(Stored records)
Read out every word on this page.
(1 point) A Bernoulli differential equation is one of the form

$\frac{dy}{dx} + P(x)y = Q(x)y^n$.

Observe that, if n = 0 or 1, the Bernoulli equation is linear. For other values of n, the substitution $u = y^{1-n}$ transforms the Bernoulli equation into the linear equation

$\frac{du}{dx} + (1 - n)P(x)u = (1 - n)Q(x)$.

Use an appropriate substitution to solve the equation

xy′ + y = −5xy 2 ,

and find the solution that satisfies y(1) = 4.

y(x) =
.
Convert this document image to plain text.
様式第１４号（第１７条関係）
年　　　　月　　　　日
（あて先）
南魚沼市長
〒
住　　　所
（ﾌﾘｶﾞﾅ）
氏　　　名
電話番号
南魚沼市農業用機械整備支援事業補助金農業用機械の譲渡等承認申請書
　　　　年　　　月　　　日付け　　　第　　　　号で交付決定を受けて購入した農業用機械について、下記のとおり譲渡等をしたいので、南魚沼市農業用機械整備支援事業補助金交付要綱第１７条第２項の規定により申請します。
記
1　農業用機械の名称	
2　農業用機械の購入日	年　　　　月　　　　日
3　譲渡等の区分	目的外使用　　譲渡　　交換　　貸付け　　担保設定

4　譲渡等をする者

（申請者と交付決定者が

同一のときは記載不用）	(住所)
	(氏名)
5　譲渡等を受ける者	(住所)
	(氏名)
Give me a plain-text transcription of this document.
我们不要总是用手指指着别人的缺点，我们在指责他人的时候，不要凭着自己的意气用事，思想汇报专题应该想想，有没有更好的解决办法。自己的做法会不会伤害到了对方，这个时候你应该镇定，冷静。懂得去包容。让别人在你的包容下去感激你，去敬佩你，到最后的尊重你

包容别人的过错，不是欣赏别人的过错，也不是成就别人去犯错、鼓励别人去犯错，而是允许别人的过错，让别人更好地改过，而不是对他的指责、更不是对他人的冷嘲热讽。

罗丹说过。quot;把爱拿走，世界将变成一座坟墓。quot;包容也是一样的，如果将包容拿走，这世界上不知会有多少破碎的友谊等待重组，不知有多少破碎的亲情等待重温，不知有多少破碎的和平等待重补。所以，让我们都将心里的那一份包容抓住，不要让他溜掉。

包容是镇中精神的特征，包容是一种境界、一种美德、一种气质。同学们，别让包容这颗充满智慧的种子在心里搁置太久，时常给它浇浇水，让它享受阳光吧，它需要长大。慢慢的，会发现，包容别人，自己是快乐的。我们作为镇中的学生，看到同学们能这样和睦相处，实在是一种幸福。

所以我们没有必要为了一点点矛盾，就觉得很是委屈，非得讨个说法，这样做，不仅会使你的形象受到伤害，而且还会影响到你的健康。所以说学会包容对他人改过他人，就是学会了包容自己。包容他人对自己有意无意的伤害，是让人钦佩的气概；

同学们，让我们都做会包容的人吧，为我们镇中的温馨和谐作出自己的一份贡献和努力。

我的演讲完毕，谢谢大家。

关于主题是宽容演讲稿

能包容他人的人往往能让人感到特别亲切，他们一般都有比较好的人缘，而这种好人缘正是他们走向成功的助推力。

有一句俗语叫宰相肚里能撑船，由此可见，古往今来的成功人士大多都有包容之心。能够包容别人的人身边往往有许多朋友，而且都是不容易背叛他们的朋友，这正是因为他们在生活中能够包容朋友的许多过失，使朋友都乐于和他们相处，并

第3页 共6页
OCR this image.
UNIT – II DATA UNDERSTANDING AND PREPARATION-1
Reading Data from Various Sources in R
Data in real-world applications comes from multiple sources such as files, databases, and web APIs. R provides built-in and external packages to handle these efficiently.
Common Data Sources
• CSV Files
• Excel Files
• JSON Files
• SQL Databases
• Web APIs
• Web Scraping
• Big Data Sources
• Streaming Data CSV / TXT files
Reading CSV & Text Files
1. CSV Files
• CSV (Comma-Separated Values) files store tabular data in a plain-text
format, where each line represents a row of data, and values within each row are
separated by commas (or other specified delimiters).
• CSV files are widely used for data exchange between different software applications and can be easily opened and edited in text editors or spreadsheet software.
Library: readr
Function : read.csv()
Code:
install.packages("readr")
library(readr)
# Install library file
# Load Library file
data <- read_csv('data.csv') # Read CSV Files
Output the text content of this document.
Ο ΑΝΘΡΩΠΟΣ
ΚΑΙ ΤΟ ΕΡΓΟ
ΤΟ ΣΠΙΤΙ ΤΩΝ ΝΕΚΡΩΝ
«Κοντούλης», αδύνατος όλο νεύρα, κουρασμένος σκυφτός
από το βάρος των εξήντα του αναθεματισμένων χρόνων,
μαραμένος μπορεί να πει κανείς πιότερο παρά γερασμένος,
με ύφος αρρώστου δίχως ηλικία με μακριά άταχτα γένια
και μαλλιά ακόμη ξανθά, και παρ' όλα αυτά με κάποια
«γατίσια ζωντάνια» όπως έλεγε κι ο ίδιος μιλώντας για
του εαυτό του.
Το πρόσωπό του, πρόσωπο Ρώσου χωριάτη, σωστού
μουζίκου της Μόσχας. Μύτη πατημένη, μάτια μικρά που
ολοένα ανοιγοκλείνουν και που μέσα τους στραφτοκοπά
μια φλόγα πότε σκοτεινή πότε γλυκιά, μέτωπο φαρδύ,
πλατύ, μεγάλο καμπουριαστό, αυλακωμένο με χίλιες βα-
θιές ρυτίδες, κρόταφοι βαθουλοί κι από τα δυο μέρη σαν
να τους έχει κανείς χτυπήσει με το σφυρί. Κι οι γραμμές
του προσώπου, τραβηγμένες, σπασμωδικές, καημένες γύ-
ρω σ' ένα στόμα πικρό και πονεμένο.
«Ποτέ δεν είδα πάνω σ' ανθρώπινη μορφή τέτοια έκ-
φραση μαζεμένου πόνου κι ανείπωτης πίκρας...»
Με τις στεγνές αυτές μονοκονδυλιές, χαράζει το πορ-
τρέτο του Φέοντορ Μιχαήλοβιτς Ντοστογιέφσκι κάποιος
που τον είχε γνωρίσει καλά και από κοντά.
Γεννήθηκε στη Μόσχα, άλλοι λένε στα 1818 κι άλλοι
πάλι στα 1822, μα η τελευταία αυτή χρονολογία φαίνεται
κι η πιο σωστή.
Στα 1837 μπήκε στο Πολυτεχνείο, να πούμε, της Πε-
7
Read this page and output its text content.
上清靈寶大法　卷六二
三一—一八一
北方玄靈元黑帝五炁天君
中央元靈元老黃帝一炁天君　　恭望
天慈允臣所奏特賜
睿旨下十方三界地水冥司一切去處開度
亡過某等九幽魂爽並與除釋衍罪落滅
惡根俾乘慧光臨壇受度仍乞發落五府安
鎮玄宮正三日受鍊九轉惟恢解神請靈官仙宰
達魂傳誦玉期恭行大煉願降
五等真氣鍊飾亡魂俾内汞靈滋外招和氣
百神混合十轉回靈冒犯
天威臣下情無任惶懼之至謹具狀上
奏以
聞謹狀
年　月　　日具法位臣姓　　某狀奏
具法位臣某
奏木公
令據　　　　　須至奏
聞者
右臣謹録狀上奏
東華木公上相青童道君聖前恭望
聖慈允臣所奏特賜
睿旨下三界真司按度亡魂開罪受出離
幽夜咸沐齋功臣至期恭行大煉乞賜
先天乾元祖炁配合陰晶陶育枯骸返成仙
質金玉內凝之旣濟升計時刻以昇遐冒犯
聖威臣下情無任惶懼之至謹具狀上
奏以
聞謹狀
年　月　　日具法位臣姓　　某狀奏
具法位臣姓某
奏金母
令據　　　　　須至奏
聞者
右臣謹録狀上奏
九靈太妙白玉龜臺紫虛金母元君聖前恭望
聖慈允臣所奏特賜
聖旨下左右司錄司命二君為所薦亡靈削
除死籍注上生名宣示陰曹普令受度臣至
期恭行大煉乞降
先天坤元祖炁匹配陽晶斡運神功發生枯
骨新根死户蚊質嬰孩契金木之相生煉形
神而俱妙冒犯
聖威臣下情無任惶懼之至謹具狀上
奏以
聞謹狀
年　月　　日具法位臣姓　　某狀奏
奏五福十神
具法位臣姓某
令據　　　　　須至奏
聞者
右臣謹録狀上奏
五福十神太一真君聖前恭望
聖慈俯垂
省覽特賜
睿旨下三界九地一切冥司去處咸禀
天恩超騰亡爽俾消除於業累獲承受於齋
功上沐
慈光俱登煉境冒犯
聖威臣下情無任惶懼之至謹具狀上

■ **Task to complete**
Read through the entries and copy each line in which "frac" appears.

■ **Expected output**
$\frac{dy}{dx} + P(x)y = Q(x)y^n$.
$\frac{du}{dx} + (1 - n)P(x)u = (1 - n)Q(x)$.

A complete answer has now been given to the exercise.